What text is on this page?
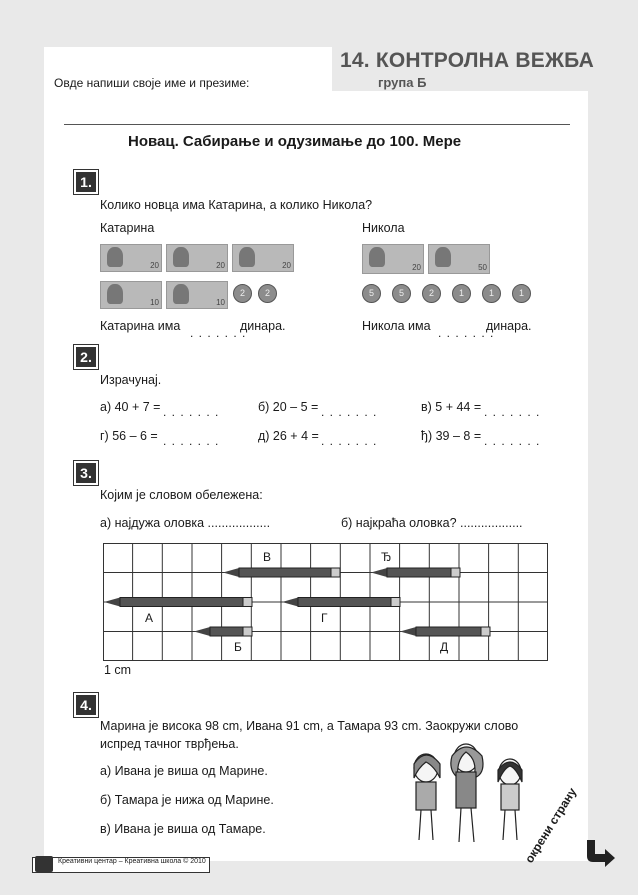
Овде напиши своје име и презиме:
14. КОНТРОЛНА ВЕЖБА
група Б
Новац. Сабирање и одузимање до 100. Мере
1.
Колико новца има Катарина, а колико Никола?
Катарина	Никола
20	20	20
10	10
2	2
20	50
5	5	2	1	1	1
Катарина има . . . . . . .
динара.	Никола има . . . . . . .
динара.
2.
Израчунај.
а) 40 + 7 = . . . . . . .	б) 20 – 5 = . . . . . . .	в) 5 + 44 = . . . . . . .
г) 56 – 6 = . . . . . . .	д) 26 + 4 = . . . . . . .	ђ) 39 – 8 = . . . . . . .
3.
Којим је словом обележена:
а) најдужа оловка ..................	б) најкраћа оловка? ..................
В	Ђ
А	Г
Б	Д
1 cm
4.
Марина је висока 98 cm, Ивана 91 cm, а Тамара 93 cm. Заокружи слово испред тачног тврђења.
а) Ивана је виша од Марине.
б) Тамара је нижа од Марине.
в) Ивана је виша од Тамаре.	окрени страну
Креативни центар – Креативна школа © 2010
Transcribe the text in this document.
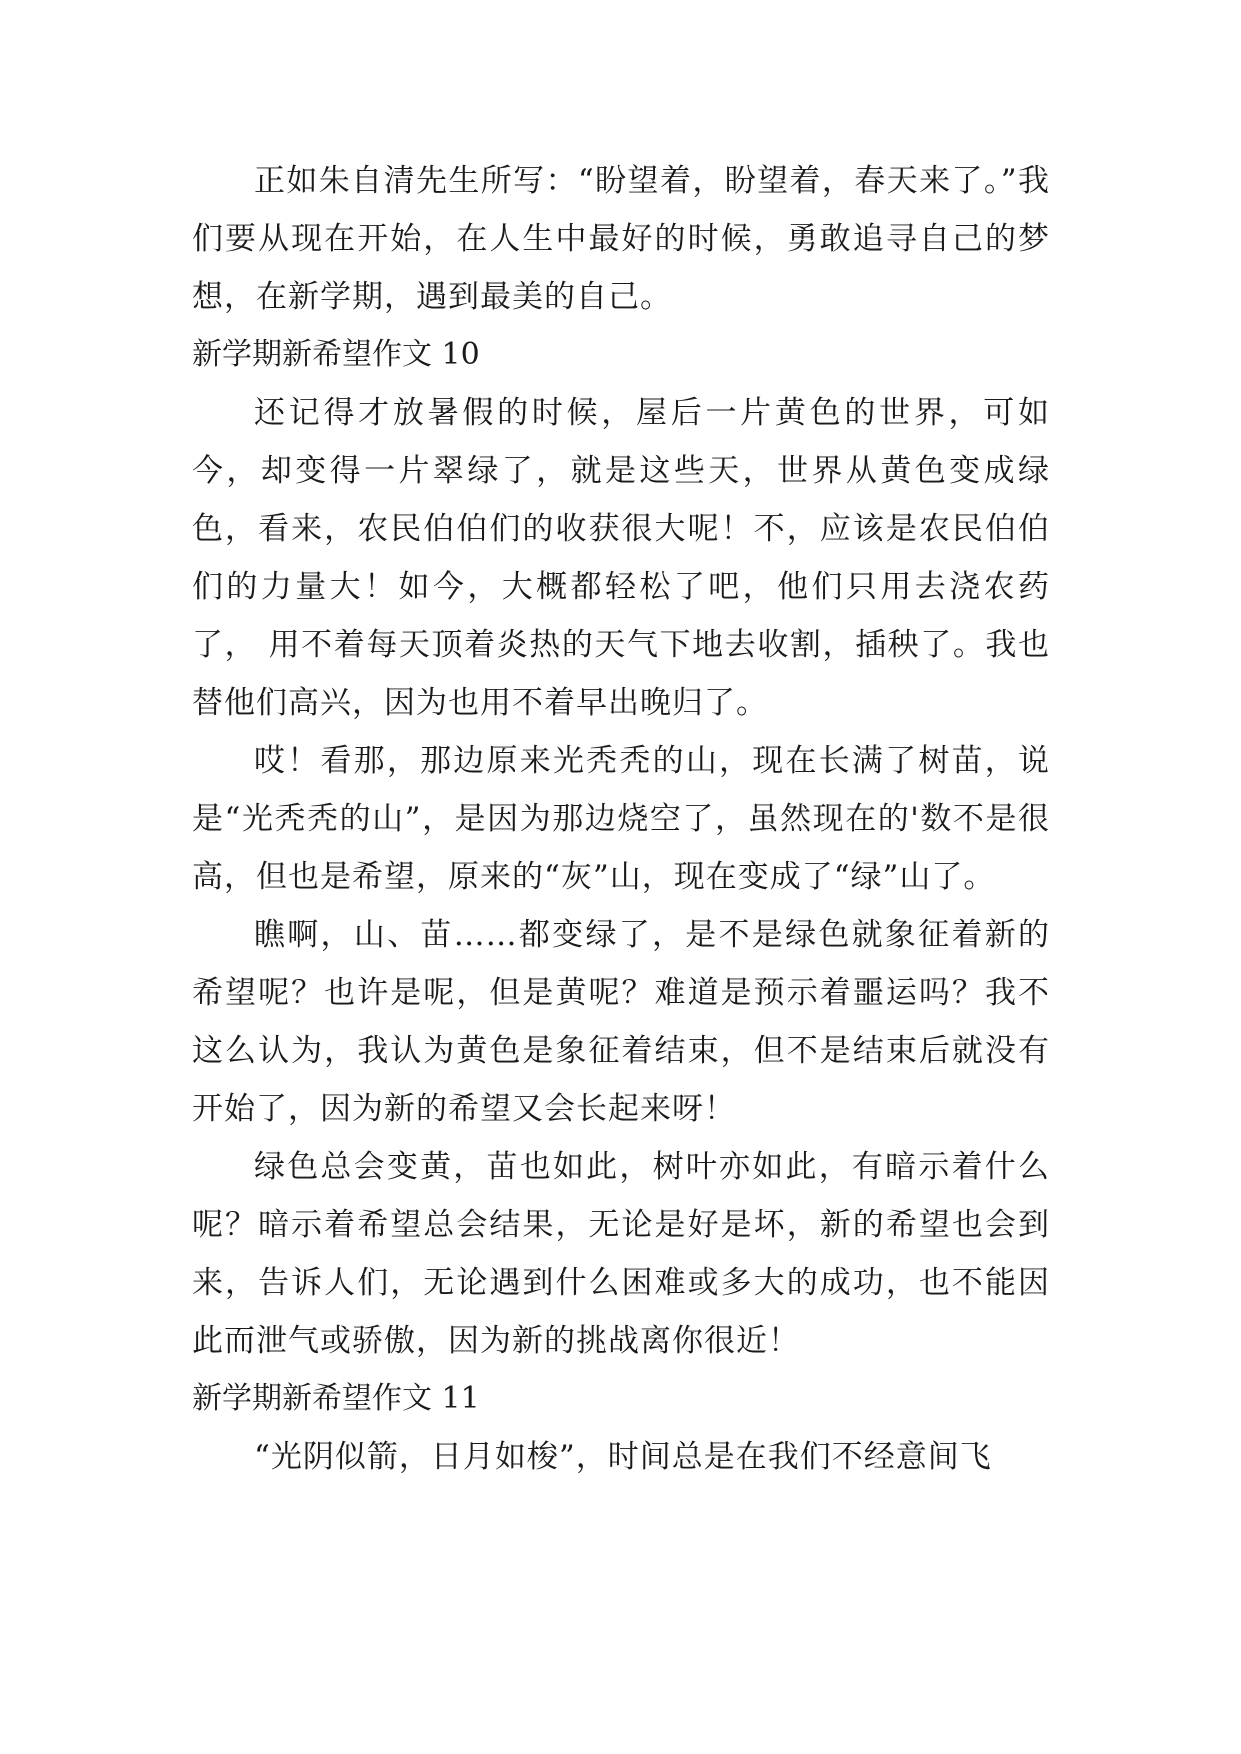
正如朱自清先生所写：“盼望着，盼望着，春天来了。”我们要从现在开始，在人生中最好的时候，勇敢追寻自己的梦想，在新学期，遇到最美的自己。

新学期新希望作文 10

还记得才放暑假的时候，屋后一片黄色的世界，可如今，却变得一片翠绿了，就是这些天，世界从黄色变成绿色，看来，农民伯伯们的收获很大呢！不，应该是农民伯伯们的力量大！如今，大概都轻松了吧，他们只用去浇农药了， 用不着每天顶着炎热的天气下地去收割，插秧了。我也替他们高兴，因为也用不着早出晚归了。

哎！看那，那边原来光秃秃的山，现在长满了树苗，说是“光秃秃的山”，是因为那边烧空了，虽然现在的'数不是很高，但也是希望，原来的“灰”山，现在变成了“绿”山了。

瞧啊，山、苗……都变绿了，是不是绿色就象征着新的希望呢？也许是呢，但是黄呢？难道是预示着噩运吗？我不这么认为，我认为黄色是象征着结束，但不是结束后就没有开始了，因为新的希望又会长起来呀！

绿色总会变黄，苗也如此，树叶亦如此，有暗示着什么呢？暗示着希望总会结果，无论是好是坏，新的希望也会到来，告诉人们，无论遇到什么困难或多大的成功，也不能因此而泄气或骄傲，因为新的挑战离你很近！

新学期新希望作文 11

“光阴似箭，日月如梭”，时间总是在我们不经意间飞
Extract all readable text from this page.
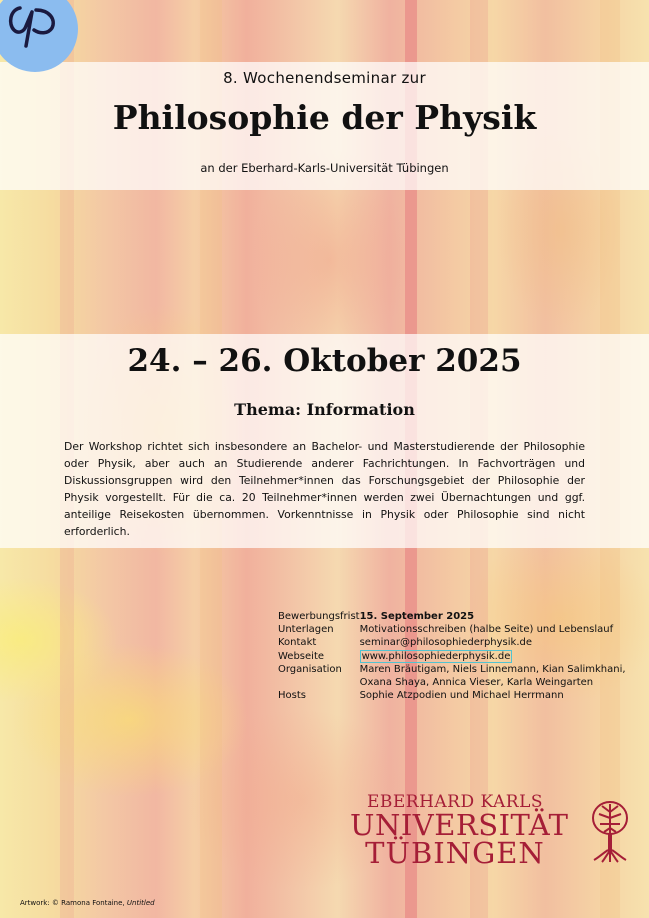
8. Wochenendseminar zur
Philosophie der Physik
an der Eberhard-Karls-Universität Tübingen
24. – 26. Oktober 2025
Thema: Information
Der Workshop richtet sich insbesondere an Bachelor- und Masterstudierende der Philosophie oder Physik, aber auch an Studierende anderer Fachrichtungen. In Fachvorträgen und Diskussionsgruppen wird den Teilnehmer*innen das Forschungsgebiet der Philosophie der Physik vorgestellt. Für die ca. 20 Teilnehmer*innen werden zwei Übernachtungen und ggf. anteilige Reisekosten übernommen. Vorkenntnisse in Physik oder Philosophie sind nicht erforderlich.
Bewerbungsfrist	15. September 2025
Unterlagen	Motivationsschreiben (halbe Seite) und Lebenslauf
Kontakt	seminar@philosophiederphysik.de
Webseite	www.philosophiederphysik.de
Organisation	Maren Bräutigam, Niels Linnemann, Kian Salimkhani,
Oxana Shaya, Annica Vieser, Karla Weingarten

Hosts	Sophie Atzpodien und Michael Herrmann
EBERHARD KARLS
UNIVERSITÄT
TÜBINGEN
Artwork: © Ramona Fontaine, Untitled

### Your goal:
Reproduce each entry precisely. Leave the pictures out.

### Worked solution:
What text is on this page?
Овде напиши своје име и презиме:
14. КОНТРОЛНА ВЕЖБА
група Б
Новац. Сабирање и одузимање до 100. Мере
1.
Колико новца има Катарина, а колико Никола?
Катарина	Никола
20	20	20
10	10
2	2
20	50
5	5	2	1	1	1
Катарина има . . . . . . .
динара.	Никола има . . . . . . .
динара.
2.
Израчунај.
а) 40 + 7 = . . . . . . .	б) 20 – 5 = . . . . . . .	в) 5 + 44 = . . . . . . .
г) 56 – 6 = . . . . . . .	д) 26 + 4 = . . . . . . .	ђ) 39 – 8 = . . . . . . .
3.
Којим је словом обележена:
а) најдужа оловка ..................	б) најкраћа оловка? ..................
В	Ђ
А	Г
Б	Д
1 cm
4.
Марина је висока 98 cm, Ивана 91 cm, а Тамара 93 cm. Заокружи слово испред тачног тврђења.
а) Ивана је виша од Марине.
б) Тамара је нижа од Марине.
в) Ивана је виша од Тамаре.	окрени страну
Креативни центар – Креативна школа © 2010
Transcribe the text in this document.
正如朱自清先生所写：“盼望着，盼望着，春天来了。”我们要从现在开始，在人生中最好的时候，勇敢追寻自己的梦想，在新学期，遇到最美的自己。

新学期新希望作文 10

还记得才放暑假的时候，屋后一片黄色的世界，可如今，却变得一片翠绿了，就是这些天，世界从黄色变成绿色，看来，农民伯伯们的收获很大呢！不，应该是农民伯伯们的力量大！如今，大概都轻松了吧，他们只用去浇农药了， 用不着每天顶着炎热的天气下地去收割，插秧了。我也替他们高兴，因为也用不着早出晚归了。

哎！看那，那边原来光秃秃的山，现在长满了树苗，说是“光秃秃的山”，是因为那边烧空了，虽然现在的'数不是很高，但也是希望，原来的“灰”山，现在变成了“绿”山了。

瞧啊，山、苗……都变绿了，是不是绿色就象征着新的希望呢？也许是呢，但是黄呢？难道是预示着噩运吗？我不这么认为，我认为黄色是象征着结束，但不是结束后就没有开始了，因为新的希望又会长起来呀！

绿色总会变黄，苗也如此，树叶亦如此，有暗示着什么呢？暗示着希望总会结果，无论是好是坏，新的希望也会到来，告诉人们，无论遇到什么困难或多大的成功，也不能因此而泄气或骄傲，因为新的挑战离你很近！

新学期新希望作文 11

“光阴似箭，日月如梭”，时间总是在我们不经意间飞
Extract all readable text from this page.
8. Wochenendseminar zur
Philosophie der Physik
an der Eberhard-Karls-Universität Tübingen
24. – 26. Oktober 2025
Thema: Information
Der Workshop richtet sich insbesondere an Bachelor- und Masterstudierende der Philosophie oder Physik, aber auch an Studierende anderer Fachrichtungen. In Fachvorträgen und Diskussionsgruppen wird den Teilnehmer*innen das Forschungsgebiet der Philosophie der Physik vorgestellt. Für die ca. 20 Teilnehmer*innen werden zwei Übernachtungen und ggf. anteilige Reisekosten übernommen. Vorkenntnisse in Physik oder Philosophie sind nicht erforderlich.
Bewerbungsfrist	15. September 2025
Unterlagen	Motivationsschreiben (halbe Seite) und Lebenslauf
Kontakt	seminar@philosophiederphysik.de
Webseite	www.philosophiederphysik.de
Organisation	Maren Bräutigam, Niels Linnemann, Kian Salimkhani,
Oxana Shaya, Annica Vieser, Karla Weingarten

Hosts	Sophie Atzpodien und Michael Herrmann
EBERHARD KARLS
UNIVERSITÄT
TÜBINGEN
Artwork: © Ramona Fontaine, Untitled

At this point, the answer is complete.